(Figure contents as structured data)
-- start --

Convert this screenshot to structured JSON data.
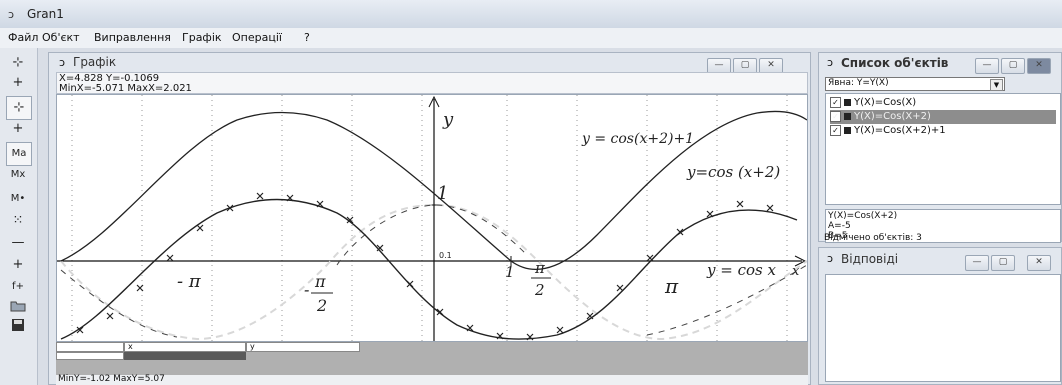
{
  "app": {
    "title": "Gran1"
  },
  "menu": [
    "Файл",
    "Об'єкт",
    "Виправлення",
    "Графік",
    "Операції",
    "?"
  ],
  "toolbar": {
    "tools": [
      "⊹",
      "+",
      "⊹",
      "+",
      "Ma",
      "Mx",
      "M•",
      "⁙",
      "—",
      "+",
      "f+",
      "open-icon",
      "save-icon"
    ]
  },
  "graph_window": {
    "title": "Графік",
    "cursor": "X=4.828  Y=-0.1069",
    "xrange": "MinX=-5.071  MaxX=2.021",
    "yrange": "MinY=-1.02  MaxY=5.07",
    "table_headers": {
      "x": "x",
      "y": "y"
    },
    "tick_label": "0.1",
    "handwritten": {
      "y_axis": "y",
      "x_axis": "x",
      "one": "1",
      "curve1": "y = cos(x+2)+1",
      "curve2": "y=cos (x+2)",
      "curve3": "y = cos x",
      "neg_pi": "- π",
      "neg_pi_half_num": "π",
      "neg_pi_half_den": "2",
      "neg_pi_half_sign": "-",
      "pi_half_num": "π",
      "pi_half_den": "2",
      "pi": "π",
      "one_mark": "1"
    }
  },
  "objects_window": {
    "title": "Список об'єктів",
    "filter_value": "Явна: Y=Y(X)",
    "items": [
      "Y(X)=Cos(X)",
      "Y(X)=Cos(X+2)",
      "Y(X)=Cos(X+2)+1"
    ],
    "selected_index": 1,
    "details": [
      "Y(X)=Cos(X+2)",
      "A=-5",
      "B=5"
    ],
    "status": "Відмічено об'єктів: 3"
  },
  "answers_window": {
    "title": "Відповіді"
  },
  "colors": {
    "selected_bg": "#8d8d8d",
    "curve": "#222222",
    "dashed": "#d8d8d8"
  }
}
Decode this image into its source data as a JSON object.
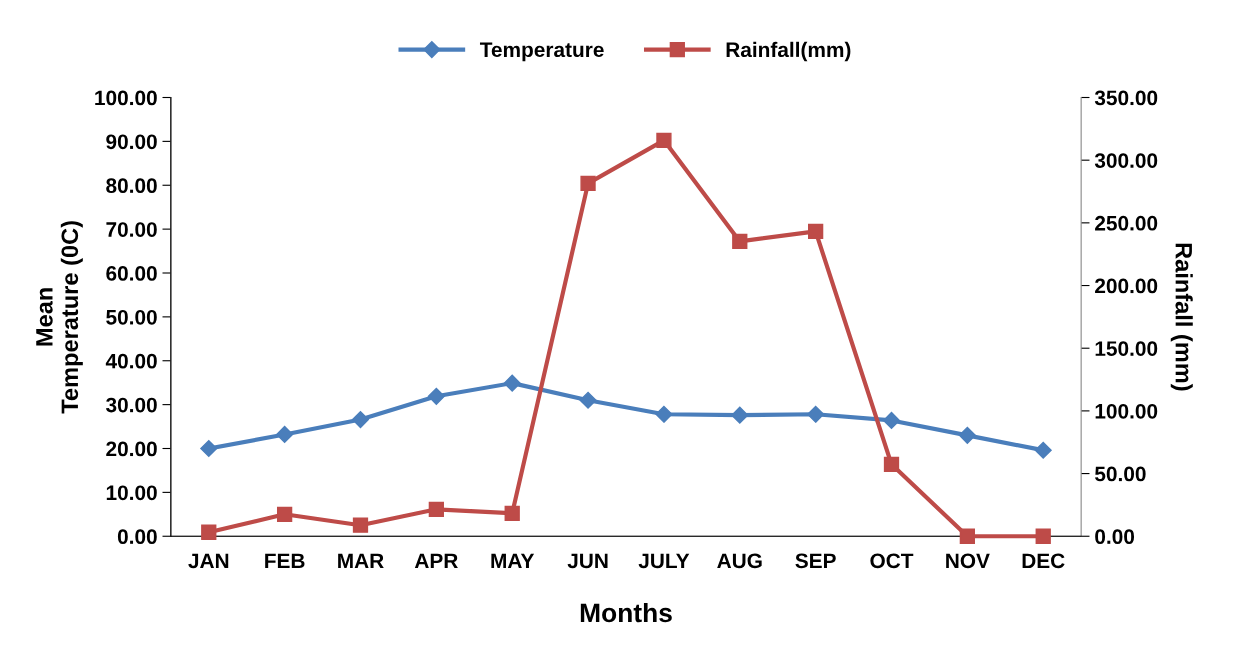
{
  "chart_data": {
    "type": "line",
    "xlabel": "Months",
    "ylabel": "Mean\nTemperature (0C)",
    "y2label": "Rainfall (mm)",
    "categories": [
      "JAN",
      "FEB",
      "MAR",
      "APR",
      "MAY",
      "JUN",
      "JULY",
      "AUG",
      "SEP",
      "OCT",
      "NOV",
      "DEC"
    ],
    "series": [
      {
        "name": "Temperature",
        "color": "#4a7ebb",
        "marker": "diamond",
        "values": [
          20.0,
          23.2,
          26.6,
          31.9,
          34.9,
          31.0,
          27.8,
          27.6,
          27.8,
          26.4,
          23.0,
          19.6
        ]
      },
      {
        "name": "Rainfall(mm)",
        "color": "#be4b48",
        "marker": "square",
        "axis": "y2",
        "values": [
          3.2,
          17.5,
          8.8,
          21.5,
          18.3,
          281.5,
          315.8,
          235.2,
          243.2,
          57.4,
          0,
          0
        ]
      }
    ],
    "ylim": [
      0,
      100
    ],
    "yticks": [
      {
        "value": 0,
        "label": "0.00"
      },
      {
        "value": 10,
        "label": "10.00"
      },
      {
        "value": 20,
        "label": "20.00"
      },
      {
        "value": 30,
        "label": "30.00"
      },
      {
        "value": 40,
        "label": "40.00"
      },
      {
        "value": 50,
        "label": "50.00"
      },
      {
        "value": 60,
        "label": "60.00"
      },
      {
        "value": 70,
        "label": "70.00"
      },
      {
        "value": 80,
        "label": "80.00"
      },
      {
        "value": 90,
        "label": "90.00"
      },
      {
        "value": 100,
        "label": "100.00"
      }
    ],
    "y2lim": [
      0,
      350
    ],
    "y2ticks": [
      {
        "value": 0,
        "label": "0.00"
      },
      {
        "value": 50,
        "label": "50.00"
      },
      {
        "value": 100,
        "label": "100.00"
      },
      {
        "value": 150,
        "label": "150.00"
      },
      {
        "value": 200,
        "label": "200.00"
      },
      {
        "value": 250,
        "label": "250.00"
      },
      {
        "value": 300,
        "label": "300.00"
      },
      {
        "value": 350,
        "label": "350.00"
      }
    ],
    "legend": "top",
    "grid": false,
    "line_style": "solid"
  }
}
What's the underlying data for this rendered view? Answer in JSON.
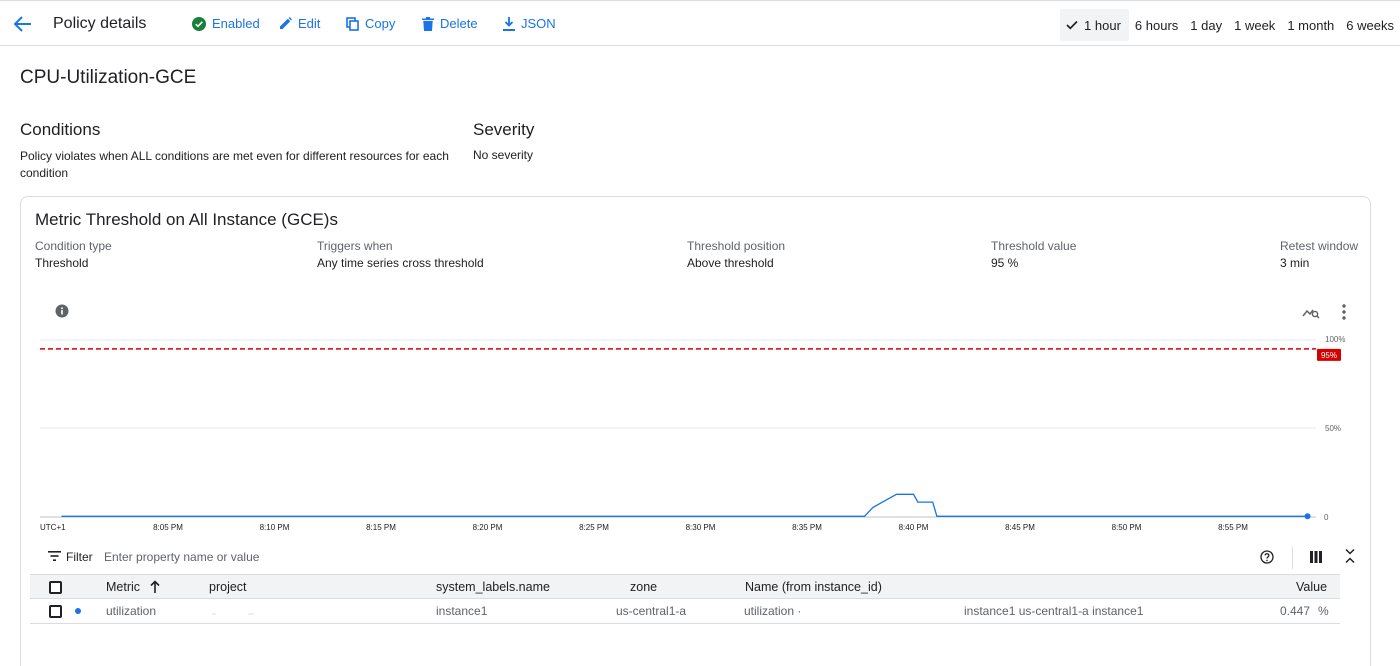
{
  "header": {
    "title": "Policy details",
    "status": "Enabled",
    "actions": {
      "edit": "Edit",
      "copy": "Copy",
      "delete": "Delete",
      "json": "JSON"
    },
    "time_ranges": [
      "1 hour",
      "6 hours",
      "1 day",
      "1 week",
      "1 month",
      "6 weeks"
    ],
    "selected_range": "1 hour"
  },
  "policy": {
    "name": "CPU-Utilization-GCE"
  },
  "conditions": {
    "title": "Conditions",
    "description": "Policy violates when ALL conditions are met even for different resources for each condition"
  },
  "severity": {
    "title": "Severity",
    "value": "No severity"
  },
  "condition_card": {
    "title": "Metric Threshold on All Instance (GCE)s",
    "fields": [
      {
        "label": "Condition type",
        "value": "Threshold"
      },
      {
        "label": "Triggers when",
        "value": "Any time series cross threshold"
      },
      {
        "label": "Threshold position",
        "value": "Above threshold"
      },
      {
        "label": "Threshold value",
        "value": "95 %"
      },
      {
        "label": "Retest window",
        "value": "3 min"
      }
    ]
  },
  "chart_data": {
    "type": "line",
    "timezone_label": "UTC+1",
    "x_tick_labels": [
      "8:05 PM",
      "8:10 PM",
      "8:15 PM",
      "8:20 PM",
      "8:25 PM",
      "8:30 PM",
      "8:35 PM",
      "8:40 PM",
      "8:45 PM",
      "8:50 PM",
      "8:55 PM"
    ],
    "y_tick_labels": [
      "100%",
      "50%",
      "0"
    ],
    "ylim": [
      0,
      100
    ],
    "threshold": {
      "value": 95,
      "label": "95%",
      "color": "#d50000"
    },
    "series_color": "#1a73e8",
    "x_minutes": [
      0,
      37.7,
      38.1,
      39.2,
      40.0,
      40.2,
      40.9,
      41.1,
      58.5
    ],
    "series": [
      {
        "values": [
          0.4,
          0.4,
          5.4,
          12.8,
          12.8,
          8.4,
          8.4,
          0.4,
          0.4
        ]
      }
    ],
    "last_point": {
      "x_minutes": 58.5,
      "value": 0.4
    },
    "grid": true
  },
  "filter": {
    "label": "Filter",
    "placeholder": "Enter property name or value"
  },
  "table": {
    "columns": [
      "Metric",
      "project",
      "system_labels.name",
      "zone",
      "Name (from instance_id)",
      "Value"
    ],
    "rows": [
      {
        "metric": "utilization",
        "system_labels_name": "instance1",
        "zone": "us-central1-a",
        "name_prefix": "utilization ·",
        "name_suffix": "instance1 us-central1-a instance1",
        "value": "0.447",
        "unit": "%"
      }
    ]
  },
  "colors": {
    "accent": "#1a73e8",
    "enabled_green": "#188038",
    "threshold_red": "#d50000"
  }
}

-- end --

▶ _What you are asked to do_
Search the records for the word "title" and copy every line where it occurs.

▶ _Exercise output_
    "title": "Gran1"
    "title": "Графік",
    "title": "Список об'єктів",
    "title": "Відповіді"
    "title": "Policy details",
    "title": "Conditions",
    "title": "Severity",
    "title": "Metric Threshold on All Instance (GCE)s",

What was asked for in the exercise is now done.